- [Aim] Repeat the listing exactly as given, omitting every image.

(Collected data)
○ ○ ○ ○ ○

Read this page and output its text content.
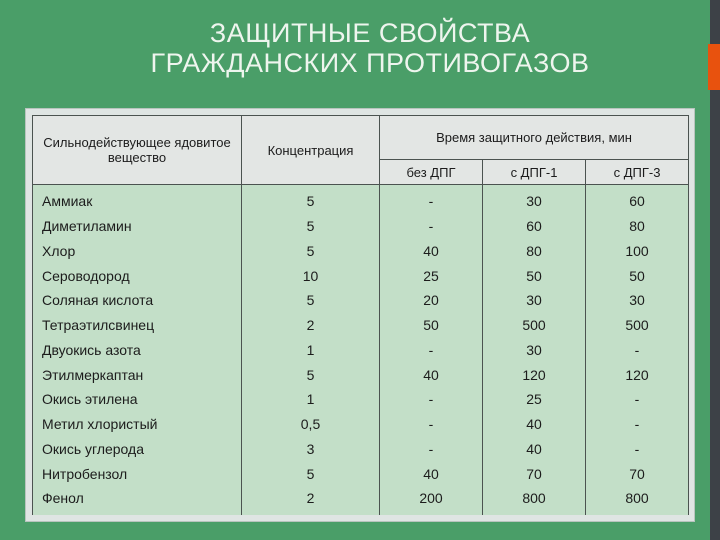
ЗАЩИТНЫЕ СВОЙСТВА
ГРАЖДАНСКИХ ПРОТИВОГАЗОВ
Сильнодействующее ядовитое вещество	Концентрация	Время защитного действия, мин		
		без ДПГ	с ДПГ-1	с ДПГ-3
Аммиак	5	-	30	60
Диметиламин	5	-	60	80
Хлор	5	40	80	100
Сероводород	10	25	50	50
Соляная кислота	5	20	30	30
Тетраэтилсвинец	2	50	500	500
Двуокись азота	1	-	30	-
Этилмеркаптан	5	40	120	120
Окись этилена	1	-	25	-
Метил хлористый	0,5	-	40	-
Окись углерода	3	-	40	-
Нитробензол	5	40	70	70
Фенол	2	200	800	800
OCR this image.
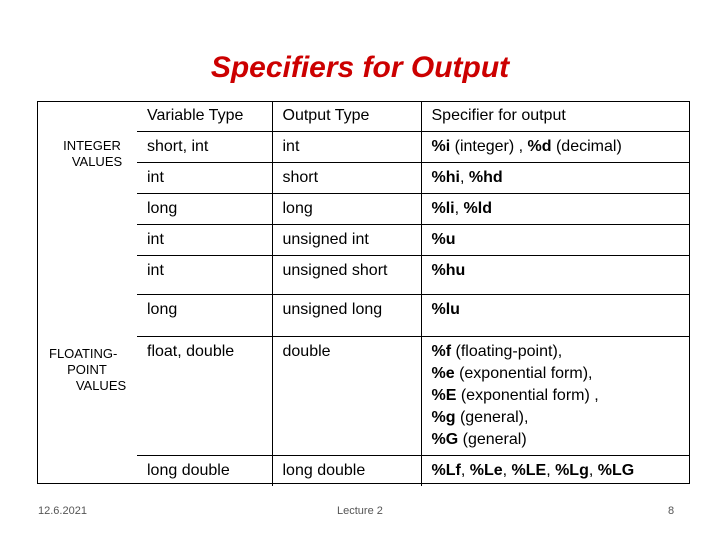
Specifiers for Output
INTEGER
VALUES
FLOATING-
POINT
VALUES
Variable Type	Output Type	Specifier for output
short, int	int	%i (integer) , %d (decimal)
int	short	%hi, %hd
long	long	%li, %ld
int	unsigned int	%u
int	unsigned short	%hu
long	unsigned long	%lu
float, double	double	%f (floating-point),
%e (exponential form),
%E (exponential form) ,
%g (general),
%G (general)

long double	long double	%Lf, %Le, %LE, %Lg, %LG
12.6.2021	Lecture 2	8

○ ○ ○ ○ ○

- [Response to the exercise]
Read this page and output its text content.
ЗАЩИТНЫЕ СВОЙСТВА
ГРАЖДАНСКИХ ПРОТИВОГАЗОВ
Сильнодействующее ядовитое вещество	Концентрация	Время защитного действия, мин		
		без ДПГ	с ДПГ-1	с ДПГ-3
Аммиак	5	-	30	60
Диметиламин	5	-	60	80
Хлор	5	40	80	100
Сероводород	10	25	50	50
Соляная кислота	5	20	30	30
Тетраэтилсвинец	2	50	500	500
Двуокись азота	1	-	30	-
Этилмеркаптан	5	40	120	120
Окись этилена	1	-	25	-
Метил хлористый	0,5	-	40	-
Окись углерода	3	-	40	-
Нитробензол	5	40	70	70
Фенол	2	200	800	800
OCR this image.
Specifiers for Output
INTEGER
VALUES
FLOATING-
POINT
VALUES
Variable Type	Output Type	Specifier for output
short, int	int	%i (integer) , %d (decimal)
int	short	%hi, %hd
long	long	%li, %ld
int	unsigned int	%u
int	unsigned short	%hu
long	unsigned long	%lu
float, double	double	%f (floating-point),
%e (exponential form),
%E (exponential form) ,
%g (general),
%G (general)

long double	long double	%Lf, %Le, %LE, %Lg, %LG
12.6.2021	Lecture 2	8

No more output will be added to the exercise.